▸ **What the task requires**
Say how many lines contain the word "screenshot". Only the number should be given.

Structured figure records:
[start]

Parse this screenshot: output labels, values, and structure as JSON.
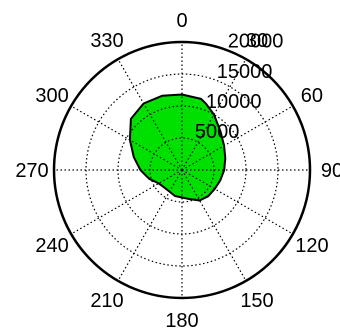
{
  "chart_data": {
    "type": "area",
    "projection": "polar",
    "title": "",
    "angle_direction": "clockwise",
    "zero_angle_position": "top",
    "grid": true,
    "grid_style": "dotted",
    "fill_color": "#00e000",
    "outline_color": "#000000",
    "radial_max": 20000,
    "radial_ticks": [
      5000,
      10000,
      15000,
      20000
    ],
    "radial_tick_labels": [
      "5000",
      "10000",
      "15000",
      "20000"
    ],
    "angular_ticks": [
      0,
      30,
      60,
      90,
      120,
      150,
      180,
      210,
      240,
      270,
      300,
      330
    ],
    "angular_tick_labels": [
      "0",
      "30",
      "60",
      "90",
      "120",
      "150",
      "180",
      "210",
      "240",
      "270",
      "300",
      "330"
    ],
    "series": [
      {
        "theta": [
          0,
          15,
          20,
          30,
          45,
          60,
          75,
          90,
          105,
          120,
          135,
          150,
          165,
          180,
          195,
          210,
          225,
          240,
          255,
          270,
          285,
          300,
          315,
          330,
          345
        ],
        "r": [
          11800,
          11500,
          11000,
          10000,
          8500,
          7600,
          7000,
          6600,
          6200,
          5900,
          5800,
          5500,
          4700,
          4300,
          4200,
          3900,
          3900,
          4200,
          5300,
          6500,
          7800,
          9400,
          11300,
          12000,
          12000
        ]
      }
    ]
  }
}
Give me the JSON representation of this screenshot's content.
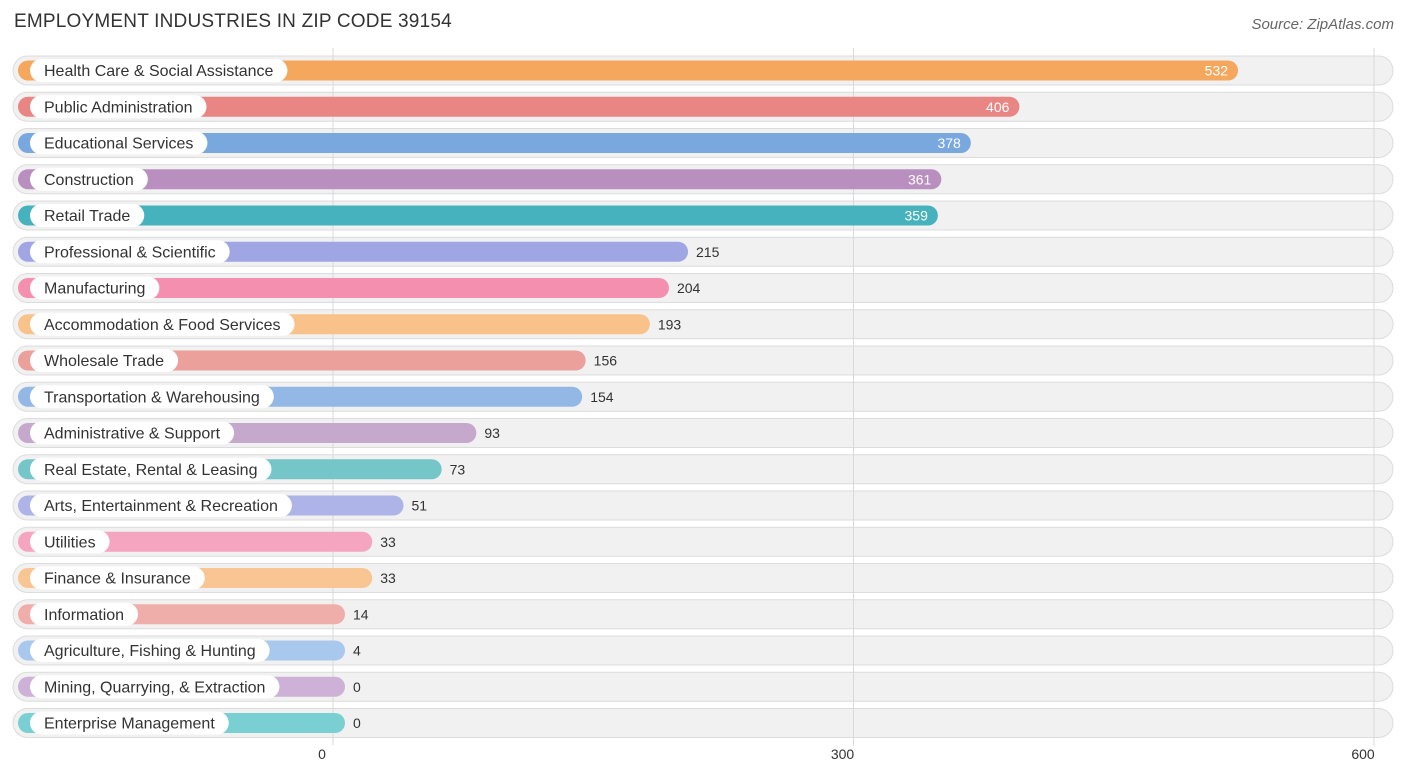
{
  "chart_data": {
    "type": "bar",
    "orientation": "horizontal",
    "title": "EMPLOYMENT INDUSTRIES IN ZIP CODE 39154",
    "source": "Source: ZipAtlas.com",
    "xlim": [
      0,
      600
    ],
    "xticks": [
      0,
      300,
      600
    ],
    "grid": true,
    "categories": [
      "Health Care & Social Assistance",
      "Public Administration",
      "Educational Services",
      "Construction",
      "Retail Trade",
      "Professional & Scientific",
      "Manufacturing",
      "Accommodation & Food Services",
      "Wholesale Trade",
      "Transportation & Warehousing",
      "Administrative & Support",
      "Real Estate, Rental & Leasing",
      "Arts, Entertainment & Recreation",
      "Utilities",
      "Finance & Insurance",
      "Information",
      "Agriculture, Fishing & Hunting",
      "Mining, Quarrying, & Extraction",
      "Enterprise Management"
    ],
    "values": [
      532,
      406,
      378,
      361,
      359,
      215,
      204,
      193,
      156,
      154,
      93,
      73,
      51,
      33,
      33,
      14,
      4,
      0,
      0
    ],
    "colors": [
      "#f6a75e",
      "#e98583",
      "#79a8de",
      "#b88fbf",
      "#45b2be",
      "#9fa6e3",
      "#f58fb0",
      "#f8c28a",
      "#eba09c",
      "#93b8e6",
      "#c6a8cd",
      "#74c6c9",
      "#aeb3e8",
      "#f6a5c0",
      "#f9c693",
      "#f0aeab",
      "#a9c8ed",
      "#cdb1d6",
      "#7acfd2"
    ]
  }
}
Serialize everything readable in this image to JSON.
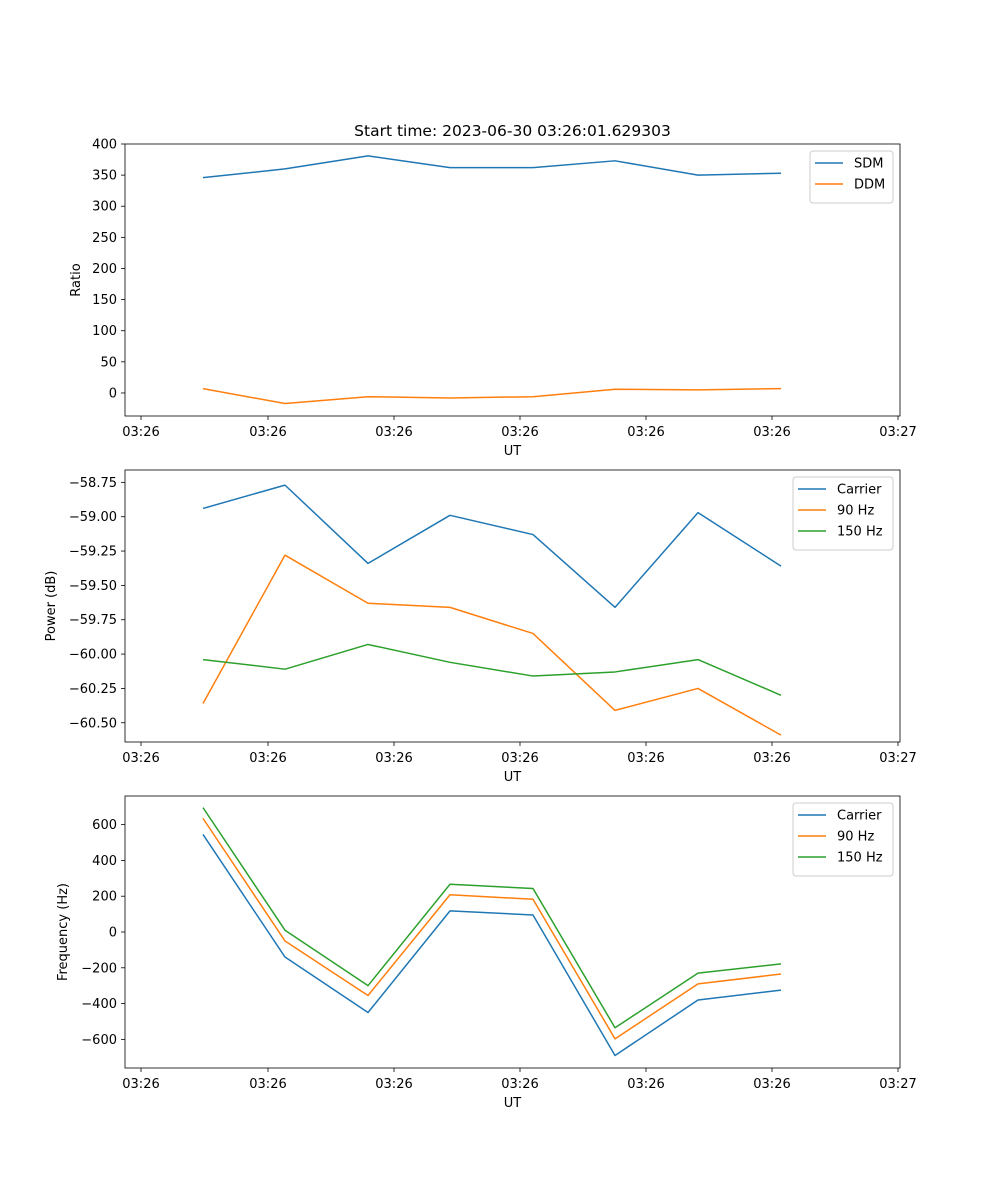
{
  "title": "Start time: 2023-06-30 03:26:01.629303",
  "chart_data": [
    {
      "type": "line",
      "xlabel": "UT",
      "ylabel": "Ratio",
      "x_tick_labels": [
        "03:26",
        "03:26",
        "03:26",
        "03:26",
        "03:26",
        "03:26",
        "03:27"
      ],
      "y_ticks": [
        0,
        50,
        100,
        150,
        200,
        250,
        300,
        350,
        400
      ],
      "ylim": [
        -37,
        400
      ],
      "legend_position": "upper right",
      "series": [
        {
          "name": "SDM",
          "color": "#1f77b4",
          "values": [
            346,
            360,
            381,
            362,
            362,
            373,
            350,
            353
          ]
        },
        {
          "name": "DDM",
          "color": "#ff7f0e",
          "values": [
            7,
            -17,
            -6,
            -8,
            -6,
            6,
            5,
            7
          ]
        }
      ]
    },
    {
      "type": "line",
      "xlabel": "UT",
      "ylabel": "Power (dB)",
      "x_tick_labels": [
        "03:26",
        "03:26",
        "03:26",
        "03:26",
        "03:26",
        "03:26",
        "03:27"
      ],
      "y_ticks": [
        -60.5,
        -60.25,
        -60.0,
        -59.75,
        -59.5,
        -59.25,
        -59.0,
        -58.75
      ],
      "y_tick_labels": [
        "−60.50",
        "−60.25",
        "−60.00",
        "−59.75",
        "−59.50",
        "−59.25",
        "−59.00",
        "−58.75"
      ],
      "ylim": [
        -60.64,
        -58.66
      ],
      "legend_position": "upper right",
      "series": [
        {
          "name": "Carrier",
          "color": "#1f77b4",
          "values": [
            -58.94,
            -58.77,
            -59.34,
            -58.99,
            -59.13,
            -59.66,
            -58.97,
            -59.36
          ]
        },
        {
          "name": "90 Hz",
          "color": "#ff7f0e",
          "values": [
            -60.36,
            -59.28,
            -59.63,
            -59.66,
            -59.85,
            -60.41,
            -60.25,
            -60.59
          ]
        },
        {
          "name": "150 Hz",
          "color": "#2ca02c",
          "values": [
            -60.04,
            -60.11,
            -59.93,
            -60.06,
            -60.16,
            -60.13,
            -60.04,
            -60.3
          ]
        }
      ]
    },
    {
      "type": "line",
      "xlabel": "UT",
      "ylabel": "Frequency (Hz)",
      "x_tick_labels": [
        "03:26",
        "03:26",
        "03:26",
        "03:26",
        "03:26",
        "03:26",
        "03:27"
      ],
      "y_ticks": [
        -600,
        -400,
        -200,
        0,
        200,
        400,
        600
      ],
      "y_tick_labels": [
        "−600",
        "−400",
        "−200",
        "0",
        "200",
        "400",
        "600"
      ],
      "ylim": [
        -760,
        760
      ],
      "legend_position": "upper right",
      "series": [
        {
          "name": "Carrier",
          "color": "#1f77b4",
          "values": [
            545,
            -140,
            -450,
            118,
            95,
            -690,
            -380,
            -325
          ]
        },
        {
          "name": "90 Hz",
          "color": "#ff7f0e",
          "values": [
            635,
            -50,
            -355,
            208,
            183,
            -597,
            -290,
            -235
          ]
        },
        {
          "name": "150 Hz",
          "color": "#2ca02c",
          "values": [
            695,
            10,
            -300,
            267,
            243,
            -535,
            -230,
            -178
          ]
        }
      ]
    }
  ]
}
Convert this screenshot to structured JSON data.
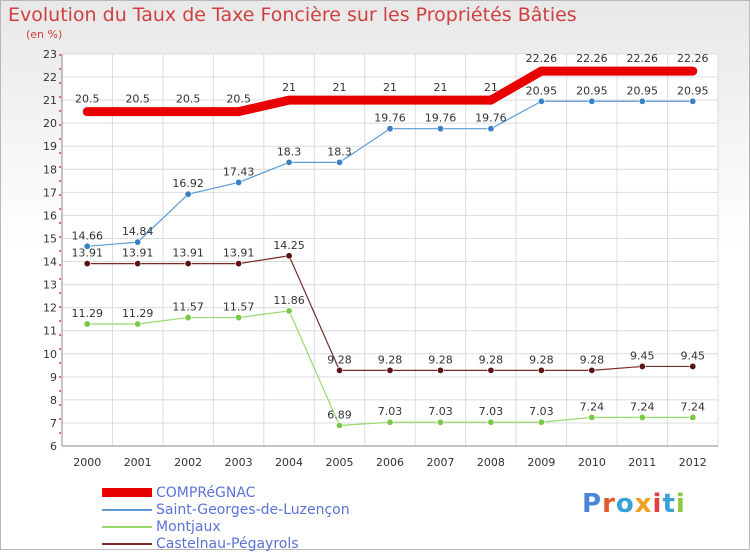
{
  "header": {
    "title": "Evolution du Taux de Taxe Foncière sur les Propriétés Bâties",
    "subtitle": "(en %)"
  },
  "logo": {
    "text": "Proxiti",
    "letter_colors": [
      "#4a86d8",
      "#e05a2a",
      "#3aa0d8",
      "#f0a020",
      "#e04040",
      "#3aa0d8",
      "#8cc840"
    ]
  },
  "chart_data": {
    "type": "line",
    "title": "Evolution du Taux de Taxe Foncière sur les Propriétés Bâties",
    "subtitle": "(en %)",
    "xlabel": "",
    "ylabel": "",
    "x": [
      "2000",
      "2001",
      "2002",
      "2003",
      "2004",
      "2005",
      "2006",
      "2007",
      "2008",
      "2009",
      "2010",
      "2011",
      "2012"
    ],
    "ylim": [
      6,
      23
    ],
    "yticks": [
      6,
      7,
      8,
      9,
      10,
      11,
      12,
      13,
      14,
      15,
      16,
      17,
      18,
      19,
      20,
      21,
      22,
      23
    ],
    "grid": true,
    "legend_position": "bottom-left",
    "series": [
      {
        "name": "COMPRéGNAC",
        "color": "#e80000",
        "point_color": "#e80000",
        "width": 9,
        "values": [
          20.5,
          20.5,
          20.5,
          20.5,
          21,
          21,
          21,
          21,
          21,
          22.26,
          22.26,
          22.26,
          22.26
        ],
        "labels": [
          "20.5",
          "20.5",
          "20.5",
          "20.5",
          "21",
          "21",
          "21",
          "21",
          "21",
          "22.26",
          "22.26",
          "22.26",
          "22.26"
        ]
      },
      {
        "name": "Saint-Georges-de-Luzençon",
        "color": "#5a9ad8",
        "point_color": "#3a80c8",
        "width": 1.2,
        "values": [
          14.66,
          14.84,
          16.92,
          17.43,
          18.3,
          18.3,
          19.76,
          19.76,
          19.76,
          20.95,
          20.95,
          20.95,
          20.95
        ],
        "labels": [
          "14.66",
          "14.84",
          "16.92",
          "17.43",
          "18.3",
          "18.3",
          "19.76",
          "19.76",
          "19.76",
          "20.95",
          "20.95",
          "20.95",
          "20.95"
        ]
      },
      {
        "name": "Montjaux",
        "color": "#9ad870",
        "point_color": "#7ac848",
        "width": 1.2,
        "values": [
          11.29,
          11.29,
          11.57,
          11.57,
          11.86,
          6.89,
          7.03,
          7.03,
          7.03,
          7.03,
          7.24,
          7.24,
          7.24
        ],
        "labels": [
          "11.29",
          "11.29",
          "11.57",
          "11.57",
          "11.86",
          "6.89",
          "7.03",
          "7.03",
          "7.03",
          "7.03",
          "7.24",
          "7.24",
          "7.24"
        ]
      },
      {
        "name": "Castelnau-Pégayrols",
        "color": "#7a2a2a",
        "point_color": "#5a1414",
        "width": 1.2,
        "values": [
          13.91,
          13.91,
          13.91,
          13.91,
          14.25,
          9.28,
          9.28,
          9.28,
          9.28,
          9.28,
          9.28,
          9.45,
          9.45
        ],
        "labels": [
          "13.91",
          "13.91",
          "13.91",
          "13.91",
          "14.25",
          "9.28",
          "9.28",
          "9.28",
          "9.28",
          "9.28",
          "9.28",
          "9.45",
          "9.45"
        ]
      }
    ]
  }
}
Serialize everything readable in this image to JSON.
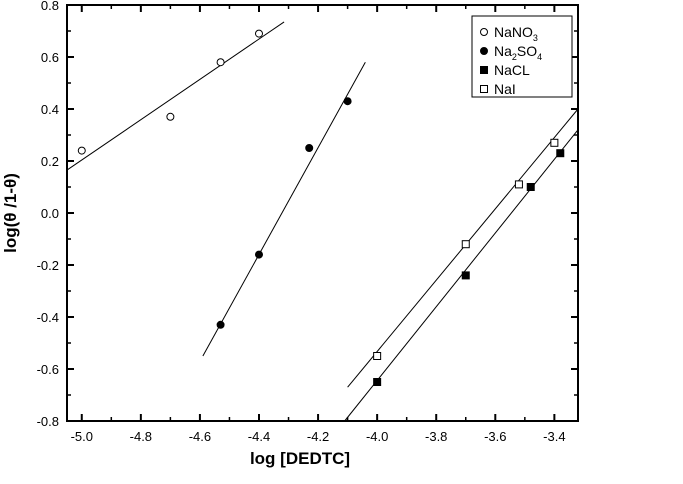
{
  "chart_data": {
    "type": "scatter",
    "title": "",
    "xlabel": "log [DEDTC]",
    "ylabel": "log(θ /1-θ)",
    "xlim": [
      -5.05,
      -3.32
    ],
    "ylim": [
      -0.8,
      0.8
    ],
    "xticks": [
      "-5.0",
      "-4.8",
      "-4.6",
      "-4.4",
      "-4.2",
      "-4.0",
      "-3.8",
      "-3.6",
      "-3.4"
    ],
    "xtick_values": [
      -5.0,
      -4.8,
      -4.6,
      -4.4,
      -4.2,
      -4.0,
      -3.8,
      -3.6,
      -3.4
    ],
    "yticks": [
      "-0.8",
      "-0.6",
      "-0.4",
      "-0.2",
      "0.0",
      "0.2",
      "0.4",
      "0.6",
      "0.8"
    ],
    "ytick_values": [
      -0.8,
      -0.6,
      -0.4,
      -0.2,
      0.0,
      0.2,
      0.4,
      0.6,
      0.8
    ],
    "grid": false,
    "legend_position": "top-right",
    "series": [
      {
        "name": "NaNO3",
        "legend_main": "NaNO",
        "legend_sub": "3",
        "legend_tail": "",
        "marker": "open-circle",
        "x": [
          -5.0,
          -4.7,
          -4.53,
          -4.4
        ],
        "y": [
          0.24,
          0.37,
          0.58,
          0.69
        ],
        "fit": {
          "x": [
            -5.05,
            -4.315
          ],
          "y": [
            0.165,
            0.735
          ]
        }
      },
      {
        "name": "Na2SO4",
        "legend_main": "Na",
        "legend_sub": "2",
        "legend_tail": "SO",
        "legend_sub2": "4",
        "marker": "filled-circle",
        "x": [
          -4.53,
          -4.4,
          -4.23,
          -4.1
        ],
        "y": [
          -0.43,
          -0.16,
          0.25,
          0.43
        ],
        "fit": {
          "x": [
            -4.59,
            -4.04
          ],
          "y": [
            -0.55,
            0.58
          ]
        }
      },
      {
        "name": "NaCL",
        "legend_main": "NaCL",
        "marker": "filled-square",
        "x": [
          -4.0,
          -3.7,
          -3.48,
          -3.38
        ],
        "y": [
          -0.65,
          -0.24,
          0.1,
          0.23
        ],
        "fit": {
          "x": [
            -4.11,
            -3.32
          ],
          "y": [
            -0.8,
            0.32
          ]
        }
      },
      {
        "name": "NaI",
        "legend_main": "NaI",
        "marker": "open-square",
        "x": [
          -4.0,
          -3.7,
          -3.52,
          -3.4
        ],
        "y": [
          -0.55,
          -0.12,
          0.11,
          0.27
        ],
        "fit": {
          "x": [
            -4.1,
            -3.32
          ],
          "y": [
            -0.67,
            0.4
          ]
        }
      }
    ]
  }
}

[end]

▸ **Worked answer**
3